* Description of the task: Copy whichever lines contain the string "bottom".

* Listing:
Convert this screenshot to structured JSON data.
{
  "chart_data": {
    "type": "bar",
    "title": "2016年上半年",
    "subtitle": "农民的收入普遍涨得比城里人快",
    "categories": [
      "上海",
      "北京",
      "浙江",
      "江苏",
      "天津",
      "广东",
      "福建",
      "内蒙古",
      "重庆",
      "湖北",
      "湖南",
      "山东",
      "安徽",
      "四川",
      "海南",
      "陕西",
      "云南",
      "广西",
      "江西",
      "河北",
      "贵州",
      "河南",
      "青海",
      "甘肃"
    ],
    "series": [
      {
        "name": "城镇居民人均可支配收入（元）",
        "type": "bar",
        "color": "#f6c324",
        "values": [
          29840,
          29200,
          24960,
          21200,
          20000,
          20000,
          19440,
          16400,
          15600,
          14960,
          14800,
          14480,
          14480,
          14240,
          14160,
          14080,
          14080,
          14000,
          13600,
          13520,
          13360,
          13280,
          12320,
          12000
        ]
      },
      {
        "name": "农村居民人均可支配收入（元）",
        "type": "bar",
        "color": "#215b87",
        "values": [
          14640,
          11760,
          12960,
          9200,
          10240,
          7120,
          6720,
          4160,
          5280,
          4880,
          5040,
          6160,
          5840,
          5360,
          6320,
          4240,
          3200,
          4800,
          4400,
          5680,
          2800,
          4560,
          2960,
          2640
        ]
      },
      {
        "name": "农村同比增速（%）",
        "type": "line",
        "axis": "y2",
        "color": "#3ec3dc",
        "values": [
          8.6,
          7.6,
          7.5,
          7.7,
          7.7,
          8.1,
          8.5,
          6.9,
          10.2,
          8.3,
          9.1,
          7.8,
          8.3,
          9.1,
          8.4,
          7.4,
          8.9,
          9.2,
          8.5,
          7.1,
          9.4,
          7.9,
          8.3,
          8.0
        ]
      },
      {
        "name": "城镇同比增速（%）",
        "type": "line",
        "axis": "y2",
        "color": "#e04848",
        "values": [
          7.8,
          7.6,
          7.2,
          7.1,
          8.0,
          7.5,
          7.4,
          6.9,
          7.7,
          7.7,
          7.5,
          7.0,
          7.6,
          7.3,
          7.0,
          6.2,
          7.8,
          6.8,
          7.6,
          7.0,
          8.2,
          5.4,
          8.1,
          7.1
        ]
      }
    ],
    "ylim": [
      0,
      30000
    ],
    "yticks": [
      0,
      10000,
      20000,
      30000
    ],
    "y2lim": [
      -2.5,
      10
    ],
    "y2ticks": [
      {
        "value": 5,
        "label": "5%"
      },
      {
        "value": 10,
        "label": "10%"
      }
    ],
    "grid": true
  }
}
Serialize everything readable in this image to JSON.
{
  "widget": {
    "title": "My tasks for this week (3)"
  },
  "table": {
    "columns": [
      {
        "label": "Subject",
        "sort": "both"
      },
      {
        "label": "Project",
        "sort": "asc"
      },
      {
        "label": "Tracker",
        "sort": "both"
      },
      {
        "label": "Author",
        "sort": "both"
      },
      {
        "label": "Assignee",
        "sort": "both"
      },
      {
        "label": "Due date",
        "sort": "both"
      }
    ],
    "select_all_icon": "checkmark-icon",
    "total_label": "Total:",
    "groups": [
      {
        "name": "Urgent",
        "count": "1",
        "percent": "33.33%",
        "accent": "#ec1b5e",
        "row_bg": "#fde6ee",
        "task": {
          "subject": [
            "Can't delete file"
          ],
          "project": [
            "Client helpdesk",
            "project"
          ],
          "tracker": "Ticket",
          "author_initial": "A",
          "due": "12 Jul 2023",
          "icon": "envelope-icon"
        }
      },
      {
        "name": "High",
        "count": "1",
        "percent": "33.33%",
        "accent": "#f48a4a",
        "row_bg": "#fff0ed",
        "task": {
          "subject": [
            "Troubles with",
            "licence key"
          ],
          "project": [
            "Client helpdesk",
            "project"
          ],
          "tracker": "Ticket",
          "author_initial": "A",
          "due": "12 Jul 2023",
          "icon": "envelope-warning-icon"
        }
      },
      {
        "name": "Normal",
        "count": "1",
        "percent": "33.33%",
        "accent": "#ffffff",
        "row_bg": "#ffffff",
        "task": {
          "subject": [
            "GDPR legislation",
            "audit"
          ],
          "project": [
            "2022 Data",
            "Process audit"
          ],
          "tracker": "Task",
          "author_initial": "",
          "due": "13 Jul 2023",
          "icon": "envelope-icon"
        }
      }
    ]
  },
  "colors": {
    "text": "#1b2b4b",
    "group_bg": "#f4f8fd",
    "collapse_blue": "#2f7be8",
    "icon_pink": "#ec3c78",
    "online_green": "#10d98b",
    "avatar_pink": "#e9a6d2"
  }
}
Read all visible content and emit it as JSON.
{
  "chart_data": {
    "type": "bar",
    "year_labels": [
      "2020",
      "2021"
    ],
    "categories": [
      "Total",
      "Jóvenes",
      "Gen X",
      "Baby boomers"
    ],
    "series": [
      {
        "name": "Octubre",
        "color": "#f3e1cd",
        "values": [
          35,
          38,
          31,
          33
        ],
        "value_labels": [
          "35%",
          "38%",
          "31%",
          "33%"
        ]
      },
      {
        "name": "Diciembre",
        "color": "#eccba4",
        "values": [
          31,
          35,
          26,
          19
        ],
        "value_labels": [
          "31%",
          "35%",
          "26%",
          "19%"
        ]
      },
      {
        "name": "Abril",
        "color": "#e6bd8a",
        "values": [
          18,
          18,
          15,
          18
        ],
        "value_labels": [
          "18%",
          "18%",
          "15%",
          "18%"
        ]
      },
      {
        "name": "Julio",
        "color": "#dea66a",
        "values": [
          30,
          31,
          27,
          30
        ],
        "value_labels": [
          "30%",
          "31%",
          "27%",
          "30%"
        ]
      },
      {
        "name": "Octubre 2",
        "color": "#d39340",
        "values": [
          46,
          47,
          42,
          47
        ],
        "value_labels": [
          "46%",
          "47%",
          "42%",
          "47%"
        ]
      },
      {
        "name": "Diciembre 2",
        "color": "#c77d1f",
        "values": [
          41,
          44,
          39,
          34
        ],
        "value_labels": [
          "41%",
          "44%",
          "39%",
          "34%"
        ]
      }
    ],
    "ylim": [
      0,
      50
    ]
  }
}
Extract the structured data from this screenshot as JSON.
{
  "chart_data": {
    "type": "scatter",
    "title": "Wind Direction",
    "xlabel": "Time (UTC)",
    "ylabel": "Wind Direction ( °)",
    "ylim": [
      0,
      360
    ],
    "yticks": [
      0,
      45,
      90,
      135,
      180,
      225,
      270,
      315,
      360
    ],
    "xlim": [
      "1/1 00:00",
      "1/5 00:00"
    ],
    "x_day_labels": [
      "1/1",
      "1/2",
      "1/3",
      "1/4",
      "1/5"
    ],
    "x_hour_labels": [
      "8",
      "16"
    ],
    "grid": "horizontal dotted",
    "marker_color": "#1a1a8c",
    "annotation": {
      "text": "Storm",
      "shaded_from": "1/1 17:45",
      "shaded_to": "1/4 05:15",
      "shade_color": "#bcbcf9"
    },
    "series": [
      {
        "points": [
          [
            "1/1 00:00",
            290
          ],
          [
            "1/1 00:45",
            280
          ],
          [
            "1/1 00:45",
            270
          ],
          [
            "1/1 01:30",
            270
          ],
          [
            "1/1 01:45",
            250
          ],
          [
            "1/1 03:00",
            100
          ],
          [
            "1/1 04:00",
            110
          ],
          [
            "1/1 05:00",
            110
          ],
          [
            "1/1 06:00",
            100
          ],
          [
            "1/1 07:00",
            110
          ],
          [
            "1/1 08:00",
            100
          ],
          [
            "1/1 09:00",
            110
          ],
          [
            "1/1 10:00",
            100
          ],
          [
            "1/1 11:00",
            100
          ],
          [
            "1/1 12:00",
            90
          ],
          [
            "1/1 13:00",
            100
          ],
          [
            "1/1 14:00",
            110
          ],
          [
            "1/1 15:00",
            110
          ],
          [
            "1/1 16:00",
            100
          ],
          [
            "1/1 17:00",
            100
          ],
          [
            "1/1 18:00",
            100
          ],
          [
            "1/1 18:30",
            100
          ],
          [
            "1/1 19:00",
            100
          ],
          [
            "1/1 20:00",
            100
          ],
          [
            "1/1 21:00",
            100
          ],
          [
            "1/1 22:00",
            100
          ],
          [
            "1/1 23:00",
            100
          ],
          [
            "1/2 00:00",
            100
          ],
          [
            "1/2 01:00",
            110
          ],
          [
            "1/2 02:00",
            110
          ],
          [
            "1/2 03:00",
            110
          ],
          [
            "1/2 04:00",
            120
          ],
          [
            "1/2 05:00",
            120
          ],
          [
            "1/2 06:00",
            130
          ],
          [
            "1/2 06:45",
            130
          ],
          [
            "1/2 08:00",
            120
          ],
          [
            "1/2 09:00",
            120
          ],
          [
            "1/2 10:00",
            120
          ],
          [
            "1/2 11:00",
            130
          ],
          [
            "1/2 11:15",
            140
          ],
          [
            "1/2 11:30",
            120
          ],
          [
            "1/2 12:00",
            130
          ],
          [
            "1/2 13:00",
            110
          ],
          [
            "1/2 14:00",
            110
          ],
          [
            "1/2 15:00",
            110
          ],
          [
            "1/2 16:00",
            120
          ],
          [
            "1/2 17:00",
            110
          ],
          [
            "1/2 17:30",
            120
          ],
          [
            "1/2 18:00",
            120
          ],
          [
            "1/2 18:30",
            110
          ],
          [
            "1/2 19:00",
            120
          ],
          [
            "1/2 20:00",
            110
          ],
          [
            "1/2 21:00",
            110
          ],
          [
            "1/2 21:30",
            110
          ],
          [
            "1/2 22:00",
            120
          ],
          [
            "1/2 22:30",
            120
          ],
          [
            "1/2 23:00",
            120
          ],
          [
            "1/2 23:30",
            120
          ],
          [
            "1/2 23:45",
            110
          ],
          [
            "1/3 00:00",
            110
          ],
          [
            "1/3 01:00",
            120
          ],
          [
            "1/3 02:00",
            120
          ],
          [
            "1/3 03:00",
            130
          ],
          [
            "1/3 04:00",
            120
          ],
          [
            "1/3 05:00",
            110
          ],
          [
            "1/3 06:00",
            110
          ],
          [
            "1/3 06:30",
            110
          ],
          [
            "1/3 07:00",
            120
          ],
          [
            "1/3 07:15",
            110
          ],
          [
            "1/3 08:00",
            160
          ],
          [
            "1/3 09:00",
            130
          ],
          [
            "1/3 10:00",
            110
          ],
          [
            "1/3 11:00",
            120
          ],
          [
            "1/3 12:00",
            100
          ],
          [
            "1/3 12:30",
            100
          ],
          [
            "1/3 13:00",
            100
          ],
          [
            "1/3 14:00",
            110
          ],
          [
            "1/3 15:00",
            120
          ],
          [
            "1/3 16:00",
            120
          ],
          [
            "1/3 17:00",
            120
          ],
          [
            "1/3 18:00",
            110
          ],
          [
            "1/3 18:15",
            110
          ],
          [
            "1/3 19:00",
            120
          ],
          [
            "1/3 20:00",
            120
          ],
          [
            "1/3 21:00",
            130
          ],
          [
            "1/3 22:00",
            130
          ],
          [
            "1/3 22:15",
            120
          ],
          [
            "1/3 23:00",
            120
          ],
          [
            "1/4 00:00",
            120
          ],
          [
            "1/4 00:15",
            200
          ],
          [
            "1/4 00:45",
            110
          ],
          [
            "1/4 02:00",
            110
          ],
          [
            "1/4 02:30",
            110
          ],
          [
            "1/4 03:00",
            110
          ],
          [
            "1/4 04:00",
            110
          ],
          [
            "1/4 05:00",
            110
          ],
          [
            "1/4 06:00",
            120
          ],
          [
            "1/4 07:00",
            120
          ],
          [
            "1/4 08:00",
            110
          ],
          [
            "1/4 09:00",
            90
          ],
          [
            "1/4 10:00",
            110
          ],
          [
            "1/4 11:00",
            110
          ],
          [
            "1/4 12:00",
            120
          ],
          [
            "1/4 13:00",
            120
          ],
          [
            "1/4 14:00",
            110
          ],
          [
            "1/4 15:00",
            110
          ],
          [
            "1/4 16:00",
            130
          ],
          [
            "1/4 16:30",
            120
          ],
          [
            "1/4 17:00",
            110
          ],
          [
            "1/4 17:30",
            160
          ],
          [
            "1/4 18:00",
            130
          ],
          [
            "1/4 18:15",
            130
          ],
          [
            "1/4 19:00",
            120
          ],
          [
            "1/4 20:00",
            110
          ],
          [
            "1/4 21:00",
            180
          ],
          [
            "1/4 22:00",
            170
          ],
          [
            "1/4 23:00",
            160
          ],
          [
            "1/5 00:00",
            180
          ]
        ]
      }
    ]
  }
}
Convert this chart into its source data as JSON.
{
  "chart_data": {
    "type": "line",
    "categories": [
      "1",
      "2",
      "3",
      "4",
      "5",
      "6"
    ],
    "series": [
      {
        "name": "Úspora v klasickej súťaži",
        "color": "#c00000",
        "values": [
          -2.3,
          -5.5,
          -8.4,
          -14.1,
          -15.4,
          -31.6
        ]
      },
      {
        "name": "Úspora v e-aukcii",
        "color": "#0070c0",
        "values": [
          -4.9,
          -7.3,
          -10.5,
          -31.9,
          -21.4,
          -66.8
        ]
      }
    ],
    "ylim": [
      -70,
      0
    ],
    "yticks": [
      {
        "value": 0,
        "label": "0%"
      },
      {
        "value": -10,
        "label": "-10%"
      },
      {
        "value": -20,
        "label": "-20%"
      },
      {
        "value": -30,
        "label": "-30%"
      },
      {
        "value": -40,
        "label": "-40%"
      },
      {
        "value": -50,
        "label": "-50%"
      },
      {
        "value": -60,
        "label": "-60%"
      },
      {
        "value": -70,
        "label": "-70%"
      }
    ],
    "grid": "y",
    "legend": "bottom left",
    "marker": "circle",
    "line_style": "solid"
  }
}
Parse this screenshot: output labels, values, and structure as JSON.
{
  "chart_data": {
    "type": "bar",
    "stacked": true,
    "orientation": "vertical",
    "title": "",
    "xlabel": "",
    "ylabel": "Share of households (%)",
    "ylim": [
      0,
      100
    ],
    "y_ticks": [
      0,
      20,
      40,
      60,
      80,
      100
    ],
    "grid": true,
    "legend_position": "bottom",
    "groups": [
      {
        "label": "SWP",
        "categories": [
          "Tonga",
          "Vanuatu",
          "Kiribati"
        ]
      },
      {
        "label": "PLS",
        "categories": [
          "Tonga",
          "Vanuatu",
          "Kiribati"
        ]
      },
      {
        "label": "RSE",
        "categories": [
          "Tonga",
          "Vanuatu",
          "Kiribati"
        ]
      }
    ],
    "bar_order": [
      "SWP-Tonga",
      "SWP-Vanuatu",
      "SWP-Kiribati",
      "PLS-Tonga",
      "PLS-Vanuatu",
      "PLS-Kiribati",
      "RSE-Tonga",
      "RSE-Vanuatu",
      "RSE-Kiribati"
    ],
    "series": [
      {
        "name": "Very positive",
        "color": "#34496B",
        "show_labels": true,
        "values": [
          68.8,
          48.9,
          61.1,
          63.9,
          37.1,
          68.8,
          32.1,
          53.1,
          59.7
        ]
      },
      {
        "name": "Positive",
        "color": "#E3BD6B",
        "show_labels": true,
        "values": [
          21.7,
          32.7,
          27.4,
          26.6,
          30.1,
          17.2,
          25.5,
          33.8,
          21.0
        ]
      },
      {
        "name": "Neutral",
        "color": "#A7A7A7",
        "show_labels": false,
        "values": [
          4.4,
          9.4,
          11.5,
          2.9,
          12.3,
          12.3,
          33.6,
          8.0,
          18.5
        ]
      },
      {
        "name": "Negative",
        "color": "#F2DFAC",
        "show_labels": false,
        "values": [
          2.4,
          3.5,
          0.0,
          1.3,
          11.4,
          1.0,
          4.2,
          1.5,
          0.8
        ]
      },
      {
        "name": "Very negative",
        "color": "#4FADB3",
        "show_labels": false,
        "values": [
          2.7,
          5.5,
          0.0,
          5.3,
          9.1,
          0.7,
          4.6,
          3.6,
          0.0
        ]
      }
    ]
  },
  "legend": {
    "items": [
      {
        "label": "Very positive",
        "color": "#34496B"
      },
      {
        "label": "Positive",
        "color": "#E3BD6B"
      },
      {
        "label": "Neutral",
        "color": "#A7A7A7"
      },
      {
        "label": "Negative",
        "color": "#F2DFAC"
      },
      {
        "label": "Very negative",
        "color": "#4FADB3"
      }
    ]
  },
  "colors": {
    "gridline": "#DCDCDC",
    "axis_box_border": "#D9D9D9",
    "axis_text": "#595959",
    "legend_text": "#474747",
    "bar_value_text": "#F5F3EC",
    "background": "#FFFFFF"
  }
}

* The result:
    "legend": "bottom left",
    "legend_position": "bottom",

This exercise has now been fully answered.